Portrait

Susanne Riegler

TV-Portrait Karlheinz Essl

2006

8 März 2006: Einen Tag lang begleitete ein Kamerateam Karlheinz Essl bei seiner künstlerischen Arbeit. Zunächst probte er mit der Flötistin Cordula Bösze, arbeitete danach an einer neuen Komposition für Toy Piano und Elektronik, traf sich anschließend mit Hermann Nitsch und besuchte abends eine Video/Audio/Performance von Bernhard Loibner und Michaela Grill...


In seinem Klosterneuburger Studio probt der Komponist Karlheinz Essl mit der Flötistin Cordula Bösze ein Stück, das er eigens für die Musikerin komponiert hat. Dabei werden Klänge produziert, die man sonst nie hört.


Cordula Bösze Karlheinz Essl & Cordula Bösze

Cordula Bösze (Flöte) und Karlheinz Essl (Electronics) beim Erarbeiten von inside/out


Cordula Bösze: "Ich habe vor einigen Jahr begonnen, die Flöte innen zu mikrophonieren, und kann mit diesem Mikrophon natürlich ganz andere Klänge aus der Flöte herausholen: mit kleinen Lippenbewegungen, mit Luft, mit der Zunge - Dinge, die man ohne Mikrophon sonst nicht hören würde. Ich habe mir dann Partner gesucht, wo ich diesen Klang in einen Computer schicken kann, und dieser dann im computer verändert wird - und das ist genau die Arbeit, die ich jetzt mit Karlheinz Essl mache."

▶ **Schriftliche Aufgabe 1**
Fasse den Absatz aus dem Porträt über Karlheinz Essl, der mit „8 März 2006: Einen Tag lang“ beginnt, als Stichpunktliste zusammen.
▶ **Schriftliche Aufgabe 2**
Gib bitte die Stelle aus dem Porträt über Karlheinz Essl zwischen „In seinem Klosterneuburger“ und „sonst nie hört.“ einschließlich wortgetreu wieder.
▶ **Schriftliche Aufgabe 3**
Schreibe das Porträt über Karlheinz Essl im Anschluss an seinen letzten Satz weiter.
Für die Aufgaben spielen die Einträge keine Rolle.

▶ **Bereitgestellte Einträge**
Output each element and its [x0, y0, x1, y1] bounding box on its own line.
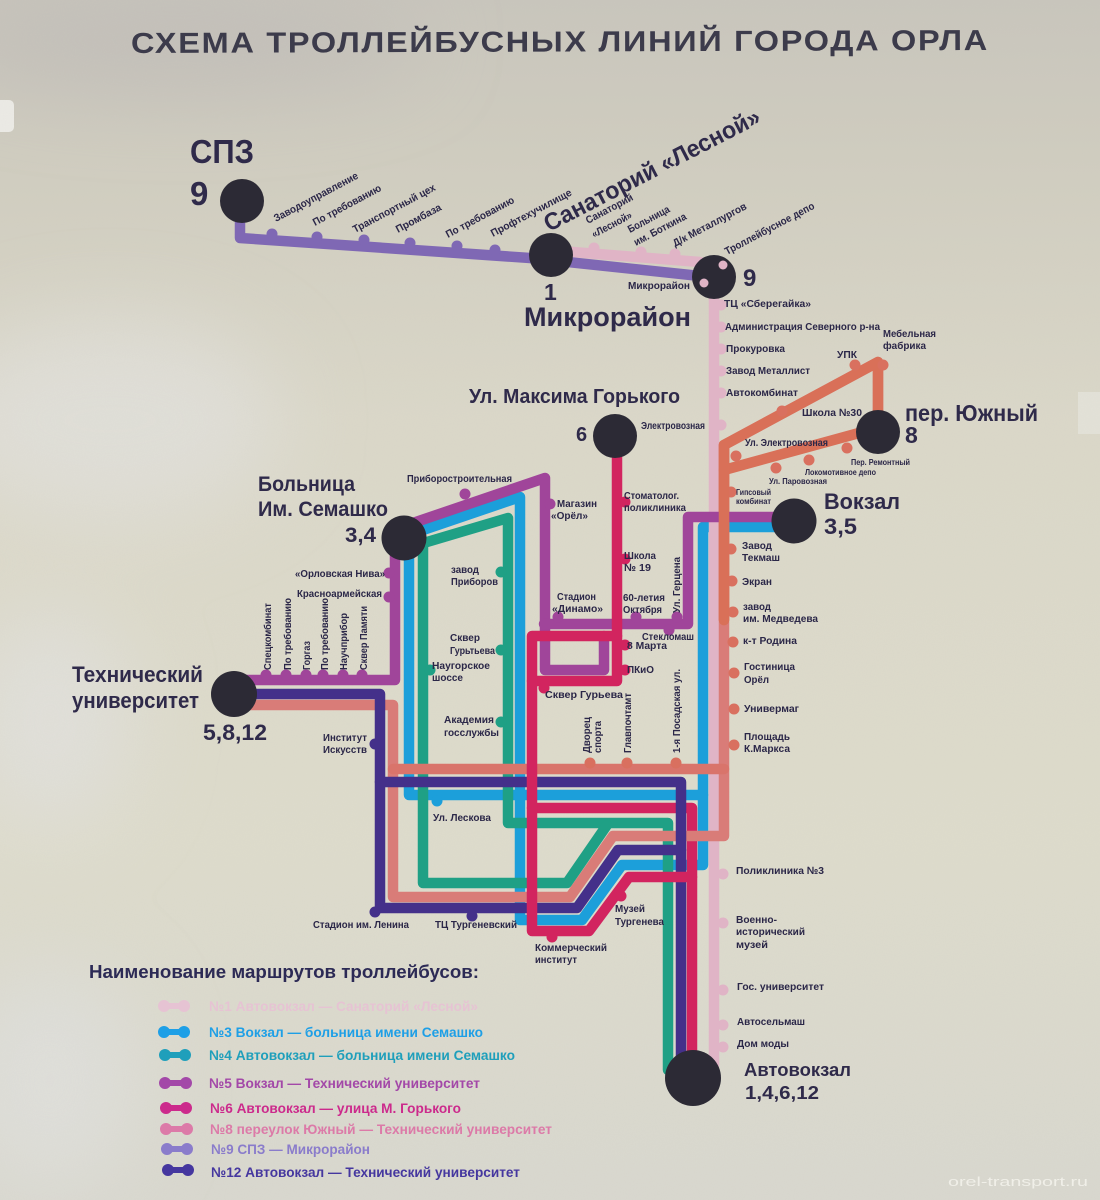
stop labels: centre: Стадион — [557, 591, 596, 603]
stop labels: angled top row: «Лесной» — [590, 209, 634, 241]
route 5 line: magenta-purple — [245, 478, 775, 680]
route 9 line: violet — [240, 215, 700, 276]
stop labels: centre: Стоматолог. — [624, 490, 679, 502]
stop labels: angled top row: Транспортный цех — [351, 182, 438, 236]
stop labels: centre: шоссе — [432, 672, 463, 684]
stop labels: right column: к-т Родина — [743, 635, 797, 647]
stop labels: angled top row: По требованию — [311, 182, 384, 229]
terminal names: Технический — [72, 662, 203, 687]
stop labels: upper right: Пер. Ремонтный — [851, 458, 910, 467]
stop labels: angled top row: По требованию — [444, 194, 517, 241]
legend — [89, 962, 552, 1180]
stop labels: right column: Текмаш — [742, 552, 780, 564]
stop labels: left side: По требованию — [282, 598, 294, 670]
stop labels: centre: Приборов — [451, 576, 498, 588]
stop labels: centre: «Динамо» — [552, 603, 603, 615]
stop labels: upper right: Электровозная — [641, 420, 705, 432]
route 6 line: crimson main — [532, 440, 692, 942]
stop labels: angled top row: Санаторий — [584, 192, 635, 227]
stop labels: centre: Главпочтамт — [622, 693, 634, 753]
terminal names: пер. Южный — [905, 400, 1038, 426]
terminal names: Автовокзал — [744, 1060, 851, 1080]
route 4 line: green — [423, 518, 668, 1070]
route 3 line: blue — [409, 497, 794, 920]
watermark: orel-transport.ru — [948, 1174, 1088, 1189]
terminal names: 5,8,12 — [203, 720, 267, 745]
terminal names: университет — [72, 688, 199, 713]
route 6 line: crimson right branch — [532, 808, 692, 1075]
terminal names: СПЗ — [190, 133, 254, 170]
stop labels: centre: 60-летия — [623, 592, 665, 604]
stop labels: centre: Дворец — [581, 716, 593, 753]
stop labels: angled top row: Профтехучилище — [489, 187, 574, 240]
stop labels: right column: Гостиница — [744, 661, 795, 673]
stop labels: angled top row: Заводоуправление — [272, 170, 361, 225]
terminal stations — [211, 179, 900, 1106]
stop labels: centre: Стекломаш — [642, 631, 694, 643]
legend item: route 4: №4 Автовокзал — больница имени Семашко — [209, 1047, 515, 1063]
stop labels: lower: Стадион им. Ленина — [313, 919, 409, 931]
stop labels: lower: институт — [535, 954, 577, 966]
stop labels: upper right: Ул. Паровозная — [769, 476, 827, 486]
stop labels: left side — [262, 568, 385, 756]
stop labels: left side: Спецкомбинат — [262, 603, 274, 670]
stop labels: centre: Ул. Герцена — [671, 557, 683, 613]
stop labels: upper right: УПК — [837, 349, 858, 361]
terminal names: Ул. Максима Горького — [469, 386, 680, 408]
stop labels: upper right: Администрация Северного р-на — [725, 321, 880, 333]
stop labels: upper right: Микрорайон — [628, 280, 690, 292]
terminal names — [72, 103, 1038, 1103]
legend item: route 9: №9 СПЗ — Микрорайон — [211, 1141, 370, 1157]
stop labels: centre: Школа — [624, 550, 656, 562]
stop labels: centre: ПКиО — [627, 664, 654, 676]
stop labels: right column: Площадь — [744, 731, 791, 743]
stop labels: centre: Наугорское — [432, 660, 490, 672]
stop labels: upper right: Локомотивное депо — [805, 468, 876, 477]
stop labels: centre: Магазин — [557, 498, 597, 510]
stop labels: centre: «Орёл» — [551, 510, 588, 522]
stop labels: upper right: фабрика — [883, 340, 926, 352]
stop labels: left side: Институт — [323, 732, 367, 744]
stop labels: left side: Красноармейская — [297, 588, 382, 600]
stop labels: upper right: ТЦ «Сберегайка» — [724, 298, 811, 310]
stop labels: upper right: Автокомбинат — [726, 387, 798, 399]
stop labels: right column: Автосельмаш — [737, 1016, 805, 1028]
stop labels: right column: Универмаг — [744, 703, 800, 715]
stop labels: centre: поликлиника — [624, 502, 686, 514]
stop labels: angled top row — [272, 170, 817, 258]
stop labels: upper right: Мебельная — [883, 328, 936, 340]
stop labels: right column: К.Маркса — [744, 743, 790, 755]
orange cap: upper trunk over purple — [719, 445, 729, 620]
terminal names: 9 — [743, 265, 756, 292]
route 12 line: navy — [245, 694, 681, 1070]
legend heading: Наименование маршрутов троллейбусов: — [89, 962, 479, 982]
stop labels: lower: Тургенева — [615, 916, 664, 928]
stop labels: angled top row: Д/к Металлургов — [671, 200, 749, 250]
terminal names: 6 — [576, 424, 587, 446]
terminal names: 1,4,6,12 — [745, 1083, 819, 1103]
stop labels: centre: Сквер — [450, 632, 480, 644]
stop labels: right column: Дом моды — [737, 1038, 789, 1050]
stop labels: angled top row: Троллейбусное депо — [723, 200, 817, 258]
stop labels: centre: завод — [451, 564, 479, 576]
legend item: route 3: №3 Вокзал — больница имени Семашко — [209, 1024, 483, 1040]
stop labels: lower: Коммерческий — [535, 942, 607, 954]
terminal names: Микрорайон — [524, 302, 691, 332]
stop labels: centre: Приборостроительная — [407, 473, 512, 485]
legend item: route 5: №5 Вокзал — Технический университет — [209, 1075, 480, 1091]
stop labels: upper right: Завод Металлист — [726, 365, 810, 377]
stop labels: centre: 1-я Посадская ул. — [671, 669, 683, 753]
legend item: route 1: №1 Автовокзал — Санаторий «Лесной» — [209, 998, 478, 1014]
stop labels: angled top row: Больница — [626, 203, 672, 236]
stop labels: left side: Горгаз — [301, 641, 313, 670]
legend item: route 8: №8 переулок Южный — Технический университет — [210, 1121, 552, 1137]
stop labels: upper right: комбинат — [736, 497, 771, 506]
stop labels: right column: Экран — [742, 576, 772, 588]
legend item: route 6: №6 Автовокзал — улица М. Горького — [210, 1100, 461, 1116]
stop labels: right column: Завод — [742, 540, 772, 552]
stop labels: right column: им. Медведева — [743, 613, 818, 625]
stop labels: centre: спорта — [592, 721, 604, 753]
terminal names: Им. Семашко — [258, 498, 388, 521]
stop labels: centre: Гурьтьева — [450, 645, 495, 657]
stop labels: right column: Орёл — [744, 674, 769, 686]
route 1 line: pink — [560, 242, 728, 1065]
stop labels: left side: Сквер Памяти — [358, 606, 370, 670]
terminal names: 8 — [905, 422, 918, 448]
stop labels: right column: Поликлиника №3 — [736, 865, 824, 877]
terminal names: 3,5 — [824, 514, 857, 539]
stop labels: lower: ТЦ Тургеневский — [435, 919, 517, 931]
stop labels: angled top row: Промбаза — [394, 202, 444, 236]
route 8 line: salmon — [240, 360, 888, 897]
stop labels: right column: завод — [743, 601, 771, 613]
stop labels: centre: № 19 — [624, 562, 651, 574]
stop labels: upper right: Гипсовый — [736, 488, 771, 497]
stop labels: upper right: Ул. Электровозная — [745, 437, 828, 449]
route network map — [211, 179, 900, 1106]
stop labels: centre: Октября — [623, 604, 662, 616]
stop labels: centre: Сквер Гурьева — [545, 689, 623, 701]
stop labels: centre: Академия — [444, 714, 494, 726]
terminal names: Больница — [258, 473, 355, 496]
stop labels: lower: Музей — [615, 903, 645, 915]
title: СХЕМА ТРОЛЛЕЙБУСНЫХ ЛИНИЙ ГОРОДА ОРЛА — [131, 23, 989, 60]
stop labels: right column: музей — [736, 939, 768, 951]
stop labels: left side: По требованию — [319, 598, 331, 670]
terminal names: 1 — [544, 279, 557, 305]
terminal names: Вокзал — [824, 489, 900, 514]
terminal names: 3,4 — [345, 524, 376, 547]
stop labels: upper right: Школа №30 — [802, 407, 862, 419]
stop labels: centre — [407, 473, 694, 824]
stop labels: left side: «Орловская Нива» — [295, 568, 385, 580]
stop labels: left side: Научприбор — [338, 613, 350, 670]
stop labels: right column — [736, 540, 824, 1050]
stop labels: centre: госслужбы — [444, 727, 499, 739]
terminal names: Санаторий «Лесной» — [539, 103, 765, 237]
stop labels: upper right: Прокуровка — [726, 343, 785, 355]
stop labels: right column: Военно- — [736, 914, 777, 926]
stop labels: right column: исторический — [736, 926, 805, 938]
stop labels: angled top row: им. Боткина — [632, 211, 689, 249]
stop labels: lower — [313, 903, 664, 966]
terminal names: 9 — [190, 175, 208, 212]
stop labels: upper right — [628, 280, 936, 506]
legend item: route 12: №12 Автовокзал — Технический университет — [211, 1164, 520, 1180]
stop labels: right column: Гос. университет — [737, 981, 824, 993]
stop labels: left side: Искусств — [323, 744, 368, 756]
stop labels: centre: Ул. Лескова — [433, 812, 491, 824]
stop labels: centre: 8 Марта — [627, 640, 667, 652]
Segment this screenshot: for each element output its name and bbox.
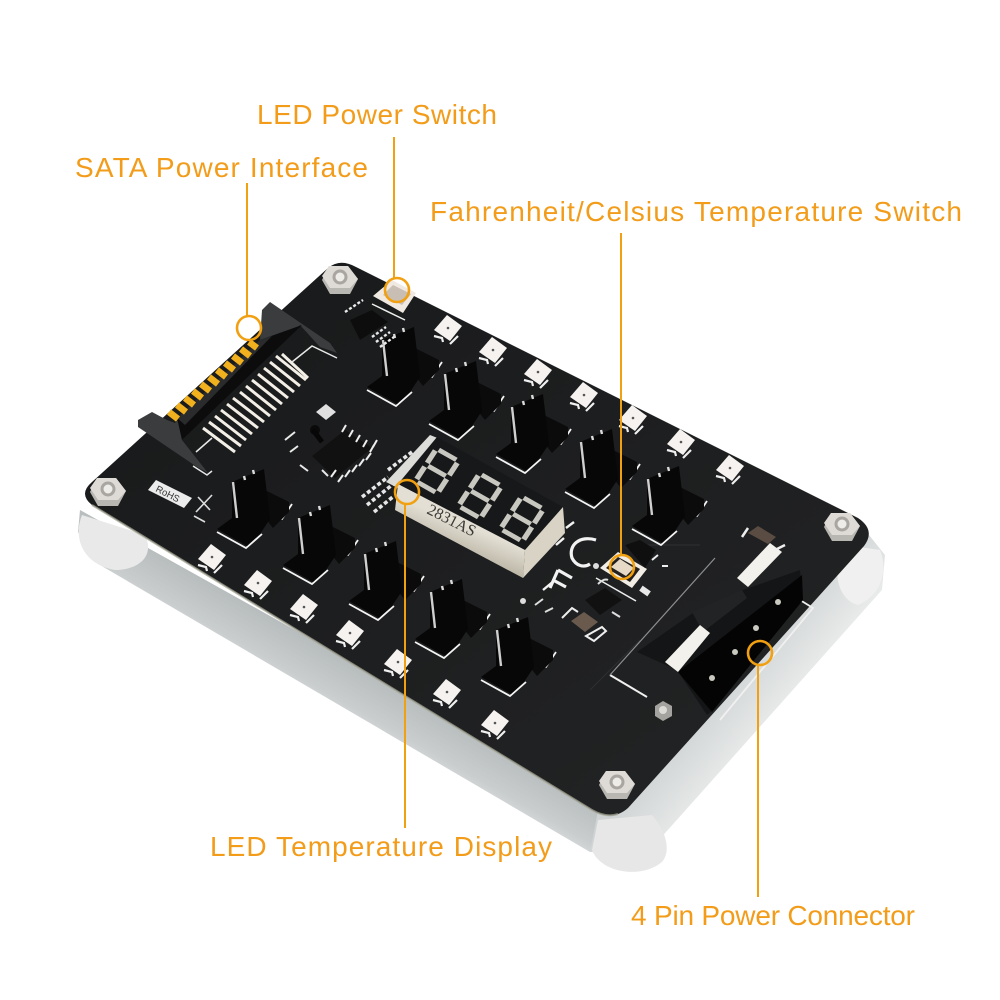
SATA power connector [138, 302, 337, 475]
connector screw [655, 701, 672, 721]
standoff: left [79, 515, 148, 570]
temperature switch [593, 540, 668, 601]
label: LED Temperature Display: LED Temperature Display [210, 831, 552, 862]
acrylic base plate [78, 510, 885, 872]
resistor pads beside display [362, 452, 412, 512]
label: 4 Pin Power Connector: 4 Pin Power Connector [631, 900, 915, 931]
circuit board [85, 263, 869, 816]
top row fan headers [367, 327, 707, 545]
standoff: right [837, 545, 883, 605]
bottom row fan headers [217, 469, 556, 696]
standoff: bottom [592, 815, 667, 872]
label: 4 Pin Power Connector [631, 641, 915, 931]
label: SATA Power Interface [75, 152, 368, 340]
label: LED Temperature Display [210, 480, 552, 862]
driver chip [285, 404, 377, 482]
rohs mark [148, 480, 212, 522]
digit segments [415, 449, 544, 541]
component C2 [748, 526, 776, 544]
LED power switch [372, 280, 416, 320]
label: Fahrenheit/Celsius Temperature Switch [430, 196, 962, 579]
label: Fahrenheit/Celsius Temperature Switch: Fahrenheit/Celsius Temperature Switch [430, 196, 962, 227]
part number: 2831AS [424, 501, 479, 540]
C and F silk marks [543, 522, 596, 590]
rohs mark: RoHS [154, 484, 181, 505]
bottom row LEDs [198, 544, 509, 739]
top row LEDs [434, 315, 744, 484]
label: LED Power Switch [257, 99, 497, 302]
label: SATA Power Interface: SATA Power Interface [75, 152, 368, 183]
LED display module [386, 435, 565, 578]
mounting nuts [90, 266, 860, 799]
gold contacts [169, 342, 257, 419]
small chip near switch [345, 300, 394, 347]
white solder pads [203, 354, 308, 452]
regulator and capacitors [520, 580, 622, 641]
label: LED Power Switch: LED Power Switch [257, 99, 497, 130]
4 pin power connector [610, 526, 813, 721]
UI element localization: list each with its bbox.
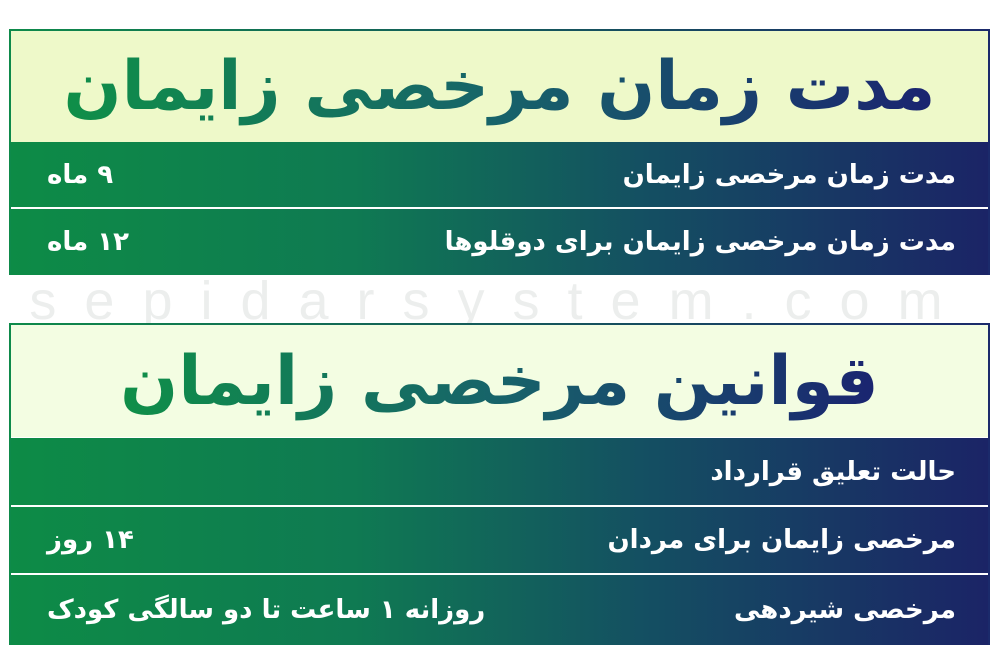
row: contract suspension: حالت تعلیق قرارداد: [710, 456, 956, 486]
row: twins: ۱۲ ماه: [47, 227, 129, 257]
title: duration: [11, 31, 988, 142]
row: twins: [11, 209, 988, 275]
row: men: مرخصی زایمان برای مردان: [607, 525, 956, 555]
panel: rules: [9, 323, 990, 645]
row: 9 months: [11, 142, 988, 207]
title: rules: قوانین مرخصی زایمان: [120, 342, 879, 420]
row: men: [11, 507, 988, 573]
row: contract suspension: [11, 438, 988, 505]
watermark: sepidarsystem.com: [29, 271, 971, 331]
row: 9 months: مدت زمان مرخصی زایمان: [623, 160, 956, 190]
panel: duration: [9, 29, 990, 275]
title: rules: [11, 325, 988, 437]
row: breastfeeding: روزانه ۱ ساعت تا دو سالگی کودک: [47, 595, 485, 625]
row: breastfeeding: [11, 575, 988, 645]
title: duration: مدت زمان مرخصی زایمان: [64, 47, 935, 126]
row: twins: مدت زمان مرخصی زایمان برای دوقلوها: [445, 227, 956, 257]
row: breastfeeding: مرخصی شیردهی: [734, 595, 956, 625]
row: 9 months: ۹ ماه: [47, 160, 113, 190]
row: men: ۱۴ روز: [47, 525, 134, 555]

▶ **Ergebnis der Aufgabe 1**
- 8. März 2006: Ein Kamerateam begleitet Karlheinz Essl einen Tag lang bei seiner künstlerischen Arbeit.
- Probe mit der Flötistin Cordula Bösze
- Arbeit an einer neuen Komposition für Toy Piano und Elektronik
- Treffen mit Hermann Nitsch
- Abends Besuch einer Video/Audio/Performance von Bernhard Loibner und Michaela Grill

▶ **Ergebnis der Aufgabe 2**
In seinem Klosterneuburger Studio probt der Komponist Karlheinz Essl mit der Flötistin Cordula Bösze ein Stück, das er eigens für die Musikerin komponiert hat. Dabei werden Klänge produziert, die man sonst nie hört.

▶ **Ergebnis der Aufgabe 3**
Karlheinz Essl: "Das Stück heißt inside/out und projiziert sozusagen die Klänge aus dem Inneren der Flöte in den Raum, und zwar in einer sehr dichten, kompakten Weise. Die Töne werden mit sich multipliziert, vielfältig übereinander geschichtet. Daraus ergibt sich ein ganz merkwürdige Situation: das, was Cordula spielt, ist normalerweise nicht hörbar. Man hört jetzt aber nur die Projektion in den Raum - das wiederum regt sie beim Spielen an."

Der Musiker gibt dem Klang Raum, und füllt so den Klang mit Schwingungen. Essls Musik ist ein sinnliches und körperliches Erlebnis.


Karlheinz Essl - hand writing Karlheinz Essl - hand writing

Karlheinz Essl beim Ausarbeiten der Partitur von inside/out


Der Schaffensplatz des 45jährigen befindet sich im Ausstellungshaus der elterliche Sammlung Essl. Er ist einer von zwei Söhnen des Kunstsammler-Ehepaars Agnes und Karlheinz Essl. Die Essls haben eine große europäische Baumarkt-Kette aufgebaut, und auf eine gewisse erbliche Vorbelastung des Sohnes gebaut.

KHE: "Ich sollte eigentlich - da ich aus einer Kaufmannsfamilie komme - diesen Weg weitergehen und in die selben Fußstapfen treten. Ich habe mich dem aber schon sehr früh verweigert, weil ich im Kaufmännischen nicht meine Stärken gesehen habe. Ich habe meinen Eltern bereits als Teenager klar gemacht, dass meine Fähigkeiten auf anderen Gebieten liegen: Ich bin eher Erfinder, habe deswegen dann eine Chemieschule besucht und danach - ganz untypisch! - Musikwissenschaft studiert."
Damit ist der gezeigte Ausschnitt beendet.